* **Task to carry out**
Which lines of the records contain the word "siang"? Show each of them.
==== Data records
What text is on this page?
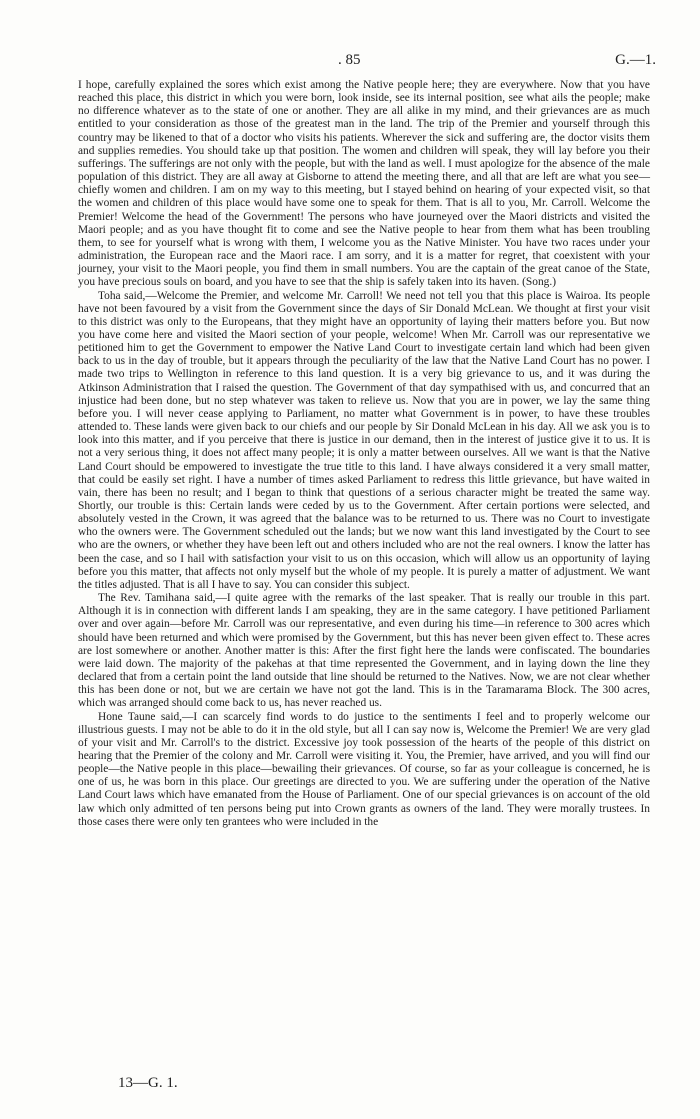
. 85	G.—1.

I hope, carefully explained the sores which exist among the Native people here; they are everywhere. Now that you have reached this place, this district in which you were born, look inside, see its internal position, see what ails the people; make no difference whatever as to the state of one or another. They are all alike in my mind, and their grievances are as much entitled to your consideration as those of the greatest man in the land. The trip of the Premier and yourself through this country may be likened to that of a doctor who visits his patients. Wherever the sick and suffering are, the doctor visits them and supplies remedies. You should take up that position. The women and children will speak, they will lay before you their sufferings. The sufferings are not only with the people, but with the land as well. I must apologize for the absence of the male population of this district. They are all away at Gisborne to attend the meeting there, and all that are left are what you see—chiefly women and children. I am on my way to this meeting, but I stayed behind on hearing of your expected visit, so that the women and children of this place would have some one to speak for them. That is all to you, Mr. Carroll. Welcome the Premier! Welcome the head of the Government! The persons who have journeyed over the Maori districts and visited the Maori people; and as you have thought fit to come and see the Native people to hear from them what has been troubling them, to see for yourself what is wrong with them, I welcome you as the Native Minister. You have two races under your administration, the European race and the Maori race. I am sorry, and it is a matter for regret, that coexistent with your journey, your visit to the Maori people, you find them in small numbers. You are the captain of the great canoe of the State, you have precious souls on board, and you have to see that the ship is safely taken into its haven. (Song.)

Toha said,—Welcome the Premier, and welcome Mr. Carroll! We need not tell you that this place is Wairoa. Its people have not been favoured by a visit from the Government since the days of Sir Donald McLean. We thought at first your visit to this district was only to the Europeans, that they might have an opportunity of laying their matters before you. But now you have come here and visited the Maori section of your people, welcome! When Mr. Carroll was our representative we petitioned him to get the Government to empower the Native Land Court to investigate certain land which had been given back to us in the day of trouble, but it appears through the peculiarity of the law that the Native Land Court has no power. I made two trips to Wellington in reference to this land question. It is a very big grievance to us, and it was during the Atkinson Administration that I raised the question. The Government of that day sympathised with us, and concurred that an injustice had been done, but no step whatever was taken to relieve us. Now that you are in power, we lay the same thing before you. I will never cease applying to Parliament, no matter what Government is in power, to have these troubles attended to. These lands were given back to our chiefs and our people by Sir Donald McLean in his day. All we ask you is to look into this matter, and if you perceive that there is justice in our demand, then in the interest of justice give it to us. It is not a very serious thing, it does not affect many people; it is only a matter between ourselves. All we want is that the Native Land Court should be empowered to investigate the true title to this land. I have always considered it a very small matter, that could be easily set right. I have a number of times asked Parliament to redress this little grievance, but have waited in vain, there has been no result; and I began to think that questions of a serious character might be treated the same way. Shortly, our trouble is this: Certain lands were ceded by us to the Government. After certain portions were selected, and absolutely vested in the Crown, it was agreed that the balance was to be returned to us. There was no Court to investigate who the owners were. The Government scheduled out the lands; but we now want this land investigated by the Court to see who are the owners, or whether they have been left out and others included who are not the real owners. I know the latter has been the case, and so I hail with satisfaction your visit to us on this occasion, which will allow us an opportunity of laying before you this matter, that affects not only myself but the whole of my people. It is purely a matter of adjustment. We want the titles adjusted. That is all I have to say. You can consider this subject.

The Rev. Tamihana said,—I quite agree with the remarks of the last speaker. That is really our trouble in this part. Although it is in connection with different lands I am speaking, they are in the same category. I have petitioned Parliament over and over again—before Mr. Carroll was our representative, and even during his time—in reference to 300 acres which should have been returned and which were promised by the Government, but this has never been given effect to. These acres are lost somewhere or another. Another matter is this: After the first fight here the lands were confiscated. The boundaries were laid down. The majority of the pakehas at that time represented the Government, and in laying down the line they declared that from a certain point the land outside that line should be returned to the Natives. Now, we are not clear whether this has been done or not, but we are certain we have not got the land. This is in the Taramarama Block. The 300 acres, which was arranged should come back to us, has never reached us.

Hone Taune said,—I can scarcely find words to do justice to the sentiments I feel and to properly welcome our illustrious guests. I may not be able to do it in the old style, but all I can say now is, Welcome the Premier! We are very glad of your visit and Mr. Carroll's to the district. Excessive joy took possession of the hearts of the people of this district on hearing that the Premier of the colony and Mr. Carroll were visiting it. You, the Premier, have arrived, and you will find our people—the Native people in this place—bewailing their grievances. Of course, so far as your colleague is concerned, he is one of us, he was born in this place. Our greetings are directed to you. We are suffering under the operation of the Native Land Court laws which have emanated from the House of Parliament. One of our special grievances is on account of the old law which only admitted of ten persons being put into Crown grants as owners of the land. They were morally trustees. In those cases there were only ten grantees who were included in the

13—G. 1.
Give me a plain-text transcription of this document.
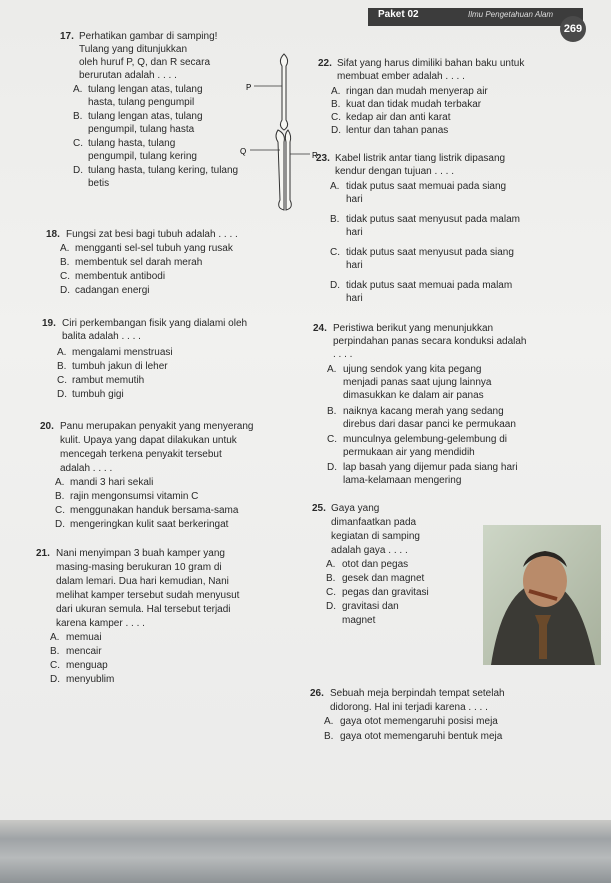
Paket 02	Ilmu Pengetahuan Alam
269
17. Perhatikan gambar di samping!
Tulang yang ditunjukkan
oleh huruf P, Q, dan R secara
berurutan adalah . . . .
A. tulang lengan atas, tulang
hasta, tulang pengumpil
B. tulang lengan atas, tulang
pengumpil, tulang hasta
C. tulang hasta, tulang
pengumpil, tulang kering
D. tulang hasta, tulang kering, tulang
betis
P
Q	R
18. Fungsi zat besi bagi tubuh adalah . . . .
A. mengganti sel-sel tubuh yang rusak
B. membentuk sel darah merah
C. membentuk antibodi
D. cadangan energi
19. Ciri perkembangan fisik yang dialami oleh
balita adalah . . . .
A. mengalami menstruasi
B. tumbuh jakun di leher
C. rambut memutih
D. tumbuh gigi
20. Panu merupakan penyakit yang menyerang
kulit. Upaya yang dapat dilakukan untuk
mencegah terkena penyakit tersebut
adalah . . . .
A. mandi 3 hari sekali
B. rajin mengonsumsi vitamin C
C. menggunakan handuk bersama-sama
D. mengeringkan kulit saat berkeringat
21. Nani menyimpan 3 buah kamper yang
masing-masing berukuran 10 gram di
dalam lemari. Dua hari kemudian, Nani
melihat kamper tersebut sudah menyusut
dari ukuran semula. Hal tersebut terjadi
karena kamper . . . .
A. memuai
B. mencair
C. menguap
D. menyublim
22. Sifat yang harus dimiliki bahan baku untuk
membuat ember adalah . . . .
A. ringan dan mudah menyerap air
B. kuat dan tidak mudah terbakar
C. kedap air dan anti karat
D. lentur dan tahan panas
23. Kabel listrik antar tiang listrik dipasang
kendur dengan tujuan . . . .
A. tidak putus saat memuai pada siang
hari
B. tidak putus saat menyusut pada malam
hari
C. tidak putus saat menyusut pada siang
hari
D. tidak putus saat memuai pada malam
hari
24. Peristiwa berikut yang menunjukkan
perpindahan panas secara konduksi adalah
. . . .
A. ujung sendok yang kita pegang
menjadi panas saat ujung lainnya
dimasukkan ke dalam air panas
B. naiknya kacang merah yang sedang
direbus dari dasar panci ke permukaan
C. munculnya gelembung-gelembung di
permukaan air yang mendidih
D. lap basah yang dijemur pada siang hari
lama-kelamaan mengering
25. Gaya yang
dimanfaatkan pada
kegiatan di samping
adalah gaya . . . .
A. otot dan pegas
B. gesek dan magnet
C. pegas dan gravitasi
D. gravitasi dan
magnet
26. Sebuah meja berpindah tempat setelah
didorong. Hal ini terjadi karena . . . .
A. gaya otot memengaruhi posisi meja
B. gaya otot memengaruhi bentuk meja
========
* **Exercise output**
A. tidak putus saat memuai pada siang
C. tidak putus saat menyusut pada siang
D. lap basah yang dijemur pada siang hari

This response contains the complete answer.